*WRITTEN EXERCISE*.
Set each entry down verbatim, omitting images.

*ENTRIES SUPPLIED*.
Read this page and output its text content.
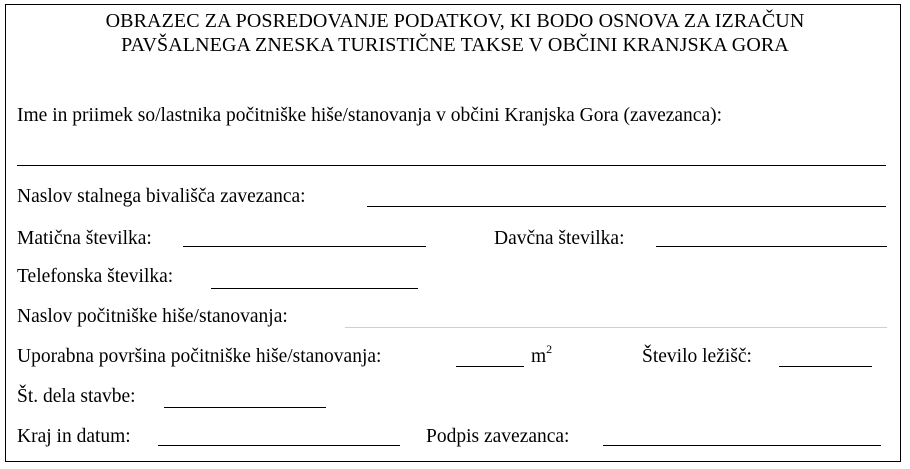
OBRAZEC ZA POSREDOVANJE PODATKOV, KI BODO OSNOVA ZA IZRAČUN
PAVŠALNEGA ZNESKA TURISTIČNE TAKSE V OBČINI KRANJSKA GORA
Ime in priimek so/lastnika počitniške hiše/stanovanja v občini Kranjska Gora (zavezanca):
Naslov stalnega bivališča zavezanca:
Matična številka:	Davčna številka:
Telefonska številka:
Naslov počitniške hiše/stanovanja:
Uporabna površina počitniške hiše/stanovanja:	$m^2$	Število ležišč:
Št. dela stavbe:
Kraj in datum:	Podpis zavezanca:
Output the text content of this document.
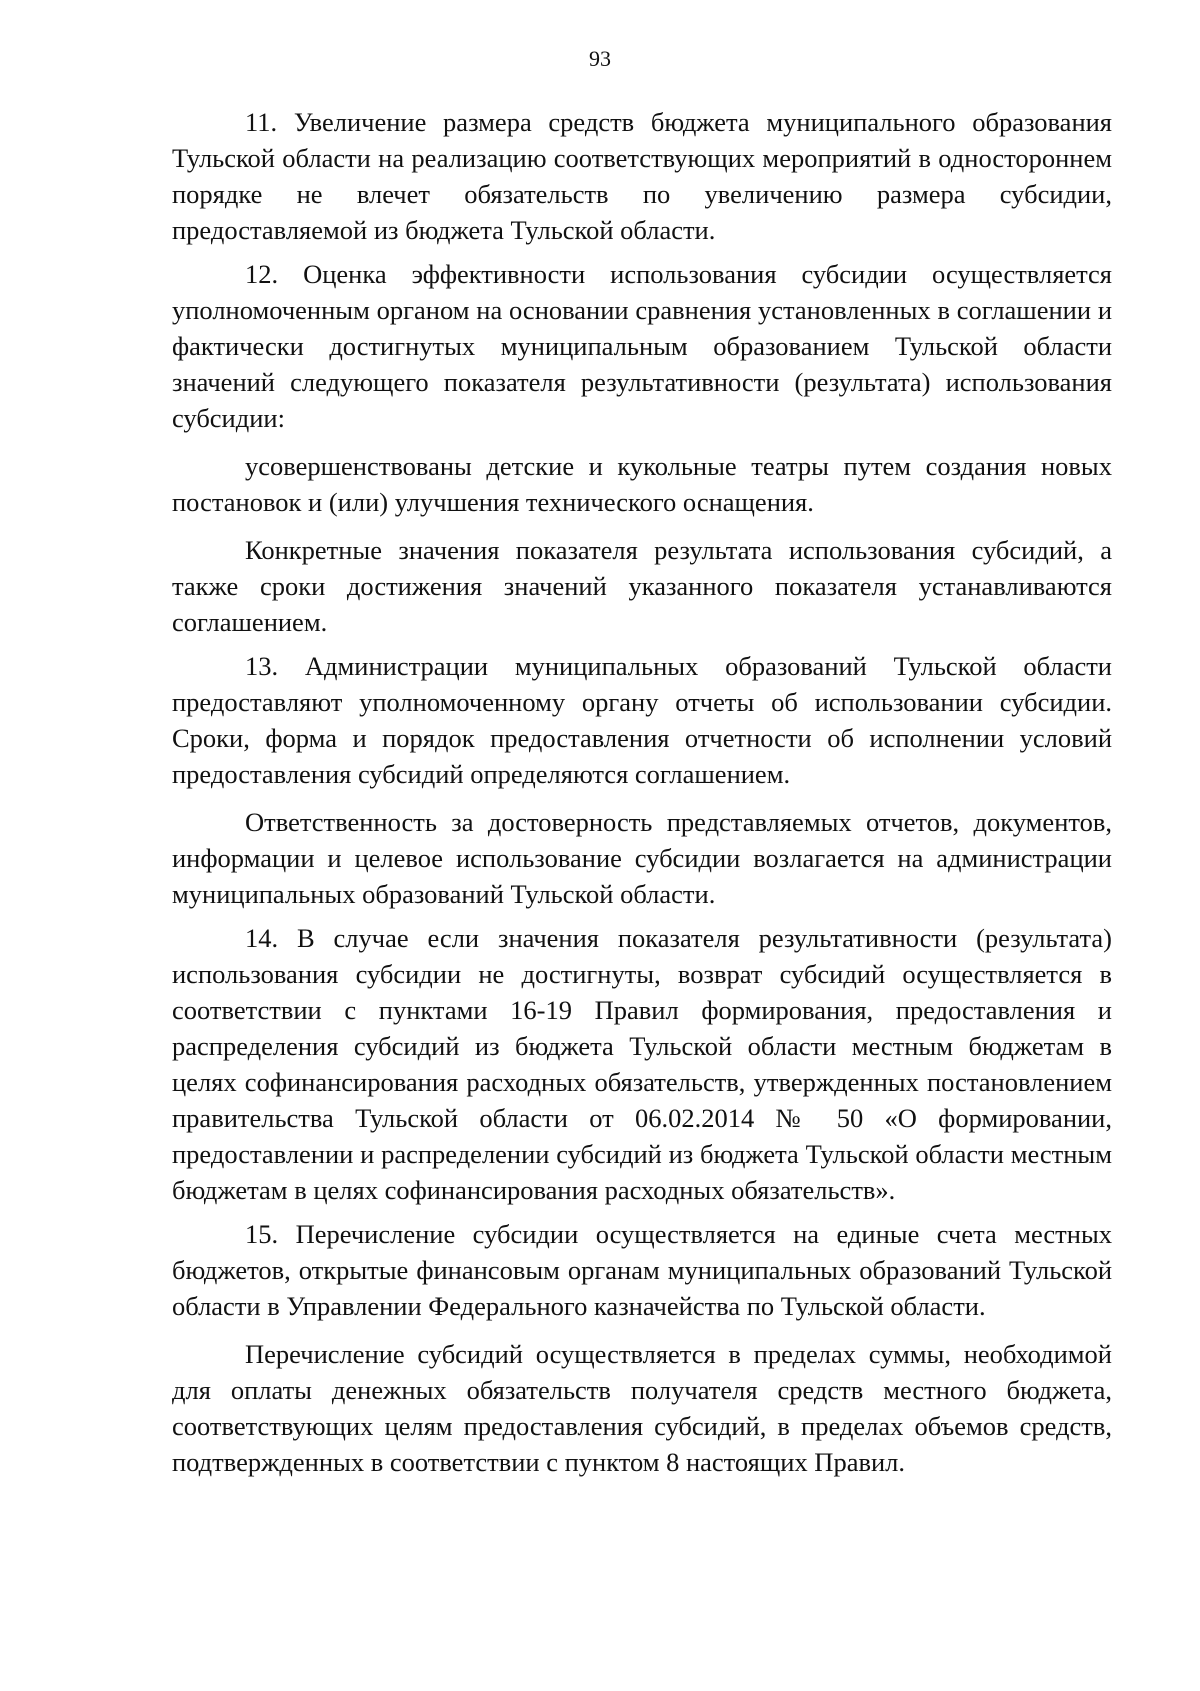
93

11. Увеличение размера средств бюджета муниципального образования Тульской области на реализацию соответствующих мероприятий в одностороннем порядке не влечет обязательств по увеличению размера субсидии, предоставляемой из бюджета Тульской области.

12. Оценка эффективности использования субсидии осуществляется уполномоченным органом на основании сравнения установленных в соглашении и фактически достигнутых муниципальным образованием Тульской области значений следующего показателя результативности (результата) использования субсидии:

усовершенствованы детские и кукольные театры путем создания новых постановок и (или) улучшения технического оснащения.

Конкретные значения показателя результата использования субсидий, а также сроки достижения значений указанного показателя устанавливаются соглашением.

13. Администрации муниципальных образований Тульской области предоставляют уполномоченному органу отчеты об использовании субсидии. Сроки, форма и порядок предоставления отчетности об исполнении условий предоставления субсидий определяются соглашением.

Ответственность за достоверность представляемых отчетов, документов, информации и целевое использование субсидии возлагается на администрации муниципальных образований Тульской области.

14. В случае если значения показателя результативности (результата) использования субсидии не достигнуты, возврат субсидий осуществляется в соответствии с пунктами 16-19 Правил формирования, предоставления и распределения субсидий из бюджета Тульской области местным бюджетам в целях софинансирования расходных обязательств, утвержденных постановлением правительства Тульской области от 06.02.2014 № 50 «О формировании, предоставлении и распределении субсидий из бюджета Тульской области местным бюджетам в целях софинансирования расходных обязательств».

15. Перечисление субсидии осуществляется на единые счета местных бюджетов, открытые финансовым органам муниципальных образований Тульской области в Управлении Федерального казначейства по Тульской области.

Перечисление субсидий осуществляется в пределах суммы, необходимой для оплаты денежных обязательств получателя средств местного бюджета, соответствующих целям предоставления субсидий, в пределах объемов средств, подтвержденных в соответствии с пунктом 8 настоящих Правил.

*THE RESPONSE*.
Read this page and output its text content.
OBRAZEC ZA POSREDOVANJE PODATKOV, KI BODO OSNOVA ZA IZRAČUN
PAVŠALNEGA ZNESKA TURISTIČNE TAKSE V OBČINI KRANJSKA GORA
Ime in priimek so/lastnika počitniške hiše/stanovanja v občini Kranjska Gora (zavezanca):
Naslov stalnega bivališča zavezanca:
Matična številka:	Davčna številka:
Telefonska številka:
Naslov počitniške hiše/stanovanja:
Uporabna površina počitniške hiše/stanovanja:	$m^2$	Število ležišč:
Št. dela stavbe:
Kraj in datum:	Podpis zavezanca:
Output the text content of this document.
93

11. Увеличение размера средств бюджета муниципального образования Тульской области на реализацию соответствующих мероприятий в одностороннем порядке не влечет обязательств по увеличению размера субсидии, предоставляемой из бюджета Тульской области.

12. Оценка эффективности использования субсидии осуществляется уполномоченным органом на основании сравнения установленных в соглашении и фактически достигнутых муниципальным образованием Тульской области значений следующего показателя результативности (результата) использования субсидии:

усовершенствованы детские и кукольные театры путем создания новых постановок и (или) улучшения технического оснащения.

Конкретные значения показателя результата использования субсидий, а также сроки достижения значений указанного показателя устанавливаются соглашением.

13. Администрации муниципальных образований Тульской области предоставляют уполномоченному органу отчеты об использовании субсидии. Сроки, форма и порядок предоставления отчетности об исполнении условий предоставления субсидий определяются соглашением.

Ответственность за достоверность представляемых отчетов, документов, информации и целевое использование субсидии возлагается на администрации муниципальных образований Тульской области.

14. В случае если значения показателя результативности (результата) использования субсидии не достигнуты, возврат субсидий осуществляется в соответствии с пунктами 16-19 Правил формирования, предоставления и распределения субсидий из бюджета Тульской области местным бюджетам в целях софинансирования расходных обязательств, утвержденных постановлением правительства Тульской области от 06.02.2014 № 50 «О формировании, предоставлении и распределении субсидий из бюджета Тульской области местным бюджетам в целях софинансирования расходных обязательств».

15. Перечисление субсидии осуществляется на единые счета местных бюджетов, открытые финансовым органам муниципальных образований Тульской области в Управлении Федерального казначейства по Тульской области.

Перечисление субсидий осуществляется в пределах суммы, необходимой для оплаты денежных обязательств получателя средств местного бюджета, соответствующих целям предоставления субсидий, в пределах объемов средств, подтвержденных в соответствии с пунктом 8 настоящих Правил.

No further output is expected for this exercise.